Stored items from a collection
────────────────────

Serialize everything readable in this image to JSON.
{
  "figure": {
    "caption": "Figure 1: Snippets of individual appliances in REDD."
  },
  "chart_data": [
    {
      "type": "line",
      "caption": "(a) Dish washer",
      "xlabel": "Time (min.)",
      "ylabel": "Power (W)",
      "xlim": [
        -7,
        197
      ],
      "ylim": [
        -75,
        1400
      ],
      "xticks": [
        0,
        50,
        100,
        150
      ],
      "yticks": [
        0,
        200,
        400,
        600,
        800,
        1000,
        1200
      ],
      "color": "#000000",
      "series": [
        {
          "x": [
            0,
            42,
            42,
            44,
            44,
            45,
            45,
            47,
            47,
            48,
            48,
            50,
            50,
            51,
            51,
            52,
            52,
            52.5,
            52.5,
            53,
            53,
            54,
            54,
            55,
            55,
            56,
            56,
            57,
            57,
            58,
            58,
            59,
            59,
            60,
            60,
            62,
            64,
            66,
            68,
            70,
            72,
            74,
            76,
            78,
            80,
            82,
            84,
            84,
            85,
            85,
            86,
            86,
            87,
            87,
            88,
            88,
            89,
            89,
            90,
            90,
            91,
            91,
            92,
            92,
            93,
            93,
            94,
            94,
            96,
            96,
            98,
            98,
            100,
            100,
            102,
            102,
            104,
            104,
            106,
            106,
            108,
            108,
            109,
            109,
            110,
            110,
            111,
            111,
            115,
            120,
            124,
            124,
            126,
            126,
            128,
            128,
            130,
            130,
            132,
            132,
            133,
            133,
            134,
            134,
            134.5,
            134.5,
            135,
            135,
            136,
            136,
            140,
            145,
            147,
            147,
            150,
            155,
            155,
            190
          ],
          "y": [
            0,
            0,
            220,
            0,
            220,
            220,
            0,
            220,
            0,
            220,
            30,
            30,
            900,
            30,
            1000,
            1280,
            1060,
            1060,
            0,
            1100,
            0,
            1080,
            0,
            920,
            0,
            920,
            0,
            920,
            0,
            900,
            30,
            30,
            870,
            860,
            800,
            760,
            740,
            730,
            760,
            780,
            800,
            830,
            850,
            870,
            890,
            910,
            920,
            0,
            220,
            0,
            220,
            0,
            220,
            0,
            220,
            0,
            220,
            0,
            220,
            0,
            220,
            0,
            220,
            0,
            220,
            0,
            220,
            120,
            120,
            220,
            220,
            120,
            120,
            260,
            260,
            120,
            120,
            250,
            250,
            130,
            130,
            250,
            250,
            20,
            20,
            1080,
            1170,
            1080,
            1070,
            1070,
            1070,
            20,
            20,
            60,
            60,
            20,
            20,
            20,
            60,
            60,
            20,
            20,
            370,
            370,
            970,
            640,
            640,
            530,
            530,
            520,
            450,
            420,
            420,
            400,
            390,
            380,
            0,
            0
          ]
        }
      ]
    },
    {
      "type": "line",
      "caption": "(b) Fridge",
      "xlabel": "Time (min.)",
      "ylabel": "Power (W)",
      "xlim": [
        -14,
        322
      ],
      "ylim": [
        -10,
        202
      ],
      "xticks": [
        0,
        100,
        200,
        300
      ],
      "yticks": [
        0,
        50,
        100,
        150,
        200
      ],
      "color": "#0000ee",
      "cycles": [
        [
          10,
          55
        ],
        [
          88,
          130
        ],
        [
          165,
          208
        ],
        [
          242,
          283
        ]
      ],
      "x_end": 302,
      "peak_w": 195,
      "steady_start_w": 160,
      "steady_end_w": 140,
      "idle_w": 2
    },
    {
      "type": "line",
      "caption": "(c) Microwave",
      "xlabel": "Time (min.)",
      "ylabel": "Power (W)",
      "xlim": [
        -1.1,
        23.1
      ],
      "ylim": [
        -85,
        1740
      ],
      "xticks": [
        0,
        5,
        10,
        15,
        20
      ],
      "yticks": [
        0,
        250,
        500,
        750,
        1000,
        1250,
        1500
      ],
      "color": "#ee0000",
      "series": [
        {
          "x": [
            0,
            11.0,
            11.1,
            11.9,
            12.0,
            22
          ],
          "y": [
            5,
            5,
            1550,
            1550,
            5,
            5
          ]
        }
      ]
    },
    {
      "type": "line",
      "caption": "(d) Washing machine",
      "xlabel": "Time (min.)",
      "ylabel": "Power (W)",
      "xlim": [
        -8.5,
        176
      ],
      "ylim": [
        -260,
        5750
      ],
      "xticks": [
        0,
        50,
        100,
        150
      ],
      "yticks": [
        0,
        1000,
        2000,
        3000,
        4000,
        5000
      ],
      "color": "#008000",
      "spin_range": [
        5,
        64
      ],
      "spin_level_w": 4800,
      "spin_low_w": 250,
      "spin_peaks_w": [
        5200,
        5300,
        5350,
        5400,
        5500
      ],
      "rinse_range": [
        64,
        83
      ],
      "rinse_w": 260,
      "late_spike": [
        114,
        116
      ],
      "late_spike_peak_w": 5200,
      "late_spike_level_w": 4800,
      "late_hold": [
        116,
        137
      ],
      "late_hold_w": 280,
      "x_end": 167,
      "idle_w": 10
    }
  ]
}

────────────────────

Repeat the whole listing exactly, keeping every line intact.

Serialize everything readable in this image to JSON.
{
  "figure": {
    "caption": "Figure 1: Snippets of individual appliances in REDD."
  },
  "chart_data": [
    {
      "type": "line",
      "caption": "(a) Dish washer",
      "xlabel": "Time (min.)",
      "ylabel": "Power (W)",
      "xlim": [
        -7,
        197
      ],
      "ylim": [
        -75,
        1400
      ],
      "xticks": [
        0,
        50,
        100,
        150
      ],
      "yticks": [
        0,
        200,
        400,
        600,
        800,
        1000,
        1200
      ],
      "color": "#000000",
      "series": [
        {
          "x": [
            0,
            42,
            42,
            44,
            44,
            45,
            45,
            47,
            47,
            48,
            48,
            50,
            50,
            51,
            51,
            52,
            52,
            52.5,
            52.5,
            53,
            53,
            54,
            54,
            55,
            55,
            56,
            56,
            57,
            57,
            58,
            58,
            59,
            59,
            60,
            60,
            62,
            64,
            66,
            68,
            70,
            72,
            74,
            76,
            78,
            80,
            82,
            84,
            84,
            85,
            85,
            86,
            86,
            87,
            87,
            88,
            88,
            89,
            89,
            90,
            90,
            91,
            91,
            92,
            92,
            93,
            93,
            94,
            94,
            96,
            96,
            98,
            98,
            100,
            100,
            102,
            102,
            104,
            104,
            106,
            106,
            108,
            108,
            109,
            109,
            110,
            110,
            111,
            111,
            115,
            120,
            124,
            124,
            126,
            126,
            128,
            128,
            130,
            130,
            132,
            132,
            133,
            133,
            134,
            134,
            134.5,
            134.5,
            135,
            135,
            136,
            136,
            140,
            145,
            147,
            147,
            150,
            155,
            155,
            190
          ],
          "y": [
            0,
            0,
            220,
            0,
            220,
            220,
            0,
            220,
            0,
            220,
            30,
            30,
            900,
            30,
            1000,
            1280,
            1060,
            1060,
            0,
            1100,
            0,
            1080,
            0,
            920,
            0,
            920,
            0,
            920,
            0,
            900,
            30,
            30,
            870,
            860,
            800,
            760,
            740,
            730,
            760,
            780,
            800,
            830,
            850,
            870,
            890,
            910,
            920,
            0,
            220,
            0,
            220,
            0,
            220,
            0,
            220,
            0,
            220,
            0,
            220,
            0,
            220,
            0,
            220,
            0,
            220,
            0,
            220,
            120,
            120,
            220,
            220,
            120,
            120,
            260,
            260,
            120,
            120,
            250,
            250,
            130,
            130,
            250,
            250,
            20,
            20,
            1080,
            1170,
            1080,
            1070,
            1070,
            1070,
            20,
            20,
            60,
            60,
            20,
            20,
            20,
            60,
            60,
            20,
            20,
            370,
            370,
            970,
            640,
            640,
            530,
            530,
            520,
            450,
            420,
            420,
            400,
            390,
            380,
            0,
            0
          ]
        }
      ]
    },
    {
      "type": "line",
      "caption": "(b) Fridge",
      "xlabel": "Time (min.)",
      "ylabel": "Power (W)",
      "xlim": [
        -14,
        322
      ],
      "ylim": [
        -10,
        202
      ],
      "xticks": [
        0,
        100,
        200,
        300
      ],
      "yticks": [
        0,
        50,
        100,
        150,
        200
      ],
      "color": "#0000ee",
      "cycles": [
        [
          10,
          55
        ],
        [
          88,
          130
        ],
        [
          165,
          208
        ],
        [
          242,
          283
        ]
      ],
      "x_end": 302,
      "peak_w": 195,
      "steady_start_w": 160,
      "steady_end_w": 140,
      "idle_w": 2
    },
    {
      "type": "line",
      "caption": "(c) Microwave",
      "xlabel": "Time (min.)",
      "ylabel": "Power (W)",
      "xlim": [
        -1.1,
        23.1
      ],
      "ylim": [
        -85,
        1740
      ],
      "xticks": [
        0,
        5,
        10,
        15,
        20
      ],
      "yticks": [
        0,
        250,
        500,
        750,
        1000,
        1250,
        1500
      ],
      "color": "#ee0000",
      "series": [
        {
          "x": [
            0,
            11.0,
            11.1,
            11.9,
            12.0,
            22
          ],
          "y": [
            5,
            5,
            1550,
            1550,
            5,
            5
          ]
        }
      ]
    },
    {
      "type": "line",
      "caption": "(d) Washing machine",
      "xlabel": "Time (min.)",
      "ylabel": "Power (W)",
      "xlim": [
        -8.5,
        176
      ],
      "ylim": [
        -260,
        5750
      ],
      "xticks": [
        0,
        50,
        100,
        150
      ],
      "yticks": [
        0,
        1000,
        2000,
        3000,
        4000,
        5000
      ],
      "color": "#008000",
      "spin_range": [
        5,
        64
      ],
      "spin_level_w": 4800,
      "spin_low_w": 250,
      "spin_peaks_w": [
        5200,
        5300,
        5350,
        5400,
        5500
      ],
      "rinse_range": [
        64,
        83
      ],
      "rinse_w": 260,
      "late_spike": [
        114,
        116
      ],
      "late_spike_peak_w": 5200,
      "late_spike_level_w": 4800,
      "late_hold": [
        116,
        137
      ],
      "late_hold_w": 280,
      "x_end": 167,
      "idle_w": 10
    }
  ]
}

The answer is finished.